ENTRIES SUPPLIED —
=-=-=
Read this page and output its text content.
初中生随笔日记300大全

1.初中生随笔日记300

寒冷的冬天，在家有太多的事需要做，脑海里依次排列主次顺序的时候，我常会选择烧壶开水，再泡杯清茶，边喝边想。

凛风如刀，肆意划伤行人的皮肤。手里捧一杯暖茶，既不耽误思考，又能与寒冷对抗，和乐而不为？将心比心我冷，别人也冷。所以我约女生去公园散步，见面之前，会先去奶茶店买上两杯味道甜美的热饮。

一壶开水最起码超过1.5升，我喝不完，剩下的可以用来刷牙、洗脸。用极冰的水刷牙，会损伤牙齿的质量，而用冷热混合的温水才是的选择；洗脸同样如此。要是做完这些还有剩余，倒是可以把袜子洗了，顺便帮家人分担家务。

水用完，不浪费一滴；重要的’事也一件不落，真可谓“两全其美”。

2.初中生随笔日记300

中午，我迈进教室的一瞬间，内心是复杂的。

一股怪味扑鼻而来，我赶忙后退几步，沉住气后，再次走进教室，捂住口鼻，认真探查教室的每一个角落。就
=-=-=
Transcribe each entry precisely, missing none.

ANSWER —
Read this page and output its text content.
初中生随笔日记300大全

1.初中生随笔日记300

寒冷的冬天，在家有太多的事需要做，脑海里依次排列主次顺序的时候，我常会选择烧壶开水，再泡杯清茶，边喝边想。

凛风如刀，肆意划伤行人的皮肤。手里捧一杯暖茶，既不耽误思考，又能与寒冷对抗，和乐而不为？将心比心我冷，别人也冷。所以我约女生去公园散步，见面之前，会先去奶茶店买上两杯味道甜美的热饮。

一壶开水最起码超过1.5升，我喝不完，剩下的可以用来刷牙、洗脸。用极冰的水刷牙，会损伤牙齿的质量，而用冷热混合的温水才是的选择；洗脸同样如此。要是做完这些还有剩余，倒是可以把袜子洗了，顺便帮家人分担家务。

水用完，不浪费一滴；重要的’事也一件不落，真可谓“两全其美”。

2.初中生随笔日记300

中午，我迈进教室的一瞬间，内心是复杂的。

一股怪味扑鼻而来，我赶忙后退几步，沉住气后，再次走进教室，捂住口鼻，认真探查教室的每一个角落。就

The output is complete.